#### [Exercise aim]
Each line containing the word "Exports" needs to be copied.

-- start of Given entries --

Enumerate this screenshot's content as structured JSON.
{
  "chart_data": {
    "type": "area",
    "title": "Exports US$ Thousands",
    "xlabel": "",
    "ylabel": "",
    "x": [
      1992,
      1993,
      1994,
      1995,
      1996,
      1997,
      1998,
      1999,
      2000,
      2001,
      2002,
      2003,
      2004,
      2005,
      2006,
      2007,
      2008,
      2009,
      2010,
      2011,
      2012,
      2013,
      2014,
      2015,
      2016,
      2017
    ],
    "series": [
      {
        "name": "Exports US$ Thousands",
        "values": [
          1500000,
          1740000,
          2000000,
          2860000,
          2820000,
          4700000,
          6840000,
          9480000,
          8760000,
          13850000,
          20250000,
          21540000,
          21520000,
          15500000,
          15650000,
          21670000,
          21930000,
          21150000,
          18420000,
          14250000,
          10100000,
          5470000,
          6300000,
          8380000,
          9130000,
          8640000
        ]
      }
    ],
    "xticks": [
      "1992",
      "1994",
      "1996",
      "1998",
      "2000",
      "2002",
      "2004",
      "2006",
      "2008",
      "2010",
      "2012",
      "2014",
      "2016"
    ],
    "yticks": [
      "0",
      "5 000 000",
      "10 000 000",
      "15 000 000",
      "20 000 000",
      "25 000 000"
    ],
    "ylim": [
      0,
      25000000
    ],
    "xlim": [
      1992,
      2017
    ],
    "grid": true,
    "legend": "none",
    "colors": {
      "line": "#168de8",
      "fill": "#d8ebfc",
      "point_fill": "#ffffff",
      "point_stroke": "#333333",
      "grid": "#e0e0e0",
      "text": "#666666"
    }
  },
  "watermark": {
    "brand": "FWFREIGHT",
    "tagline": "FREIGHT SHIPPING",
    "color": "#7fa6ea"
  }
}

-- end of Given entries --

#### [Task output]
    "title": "Exports US$ Thousands",
        "name": "Exports US$ Thousands",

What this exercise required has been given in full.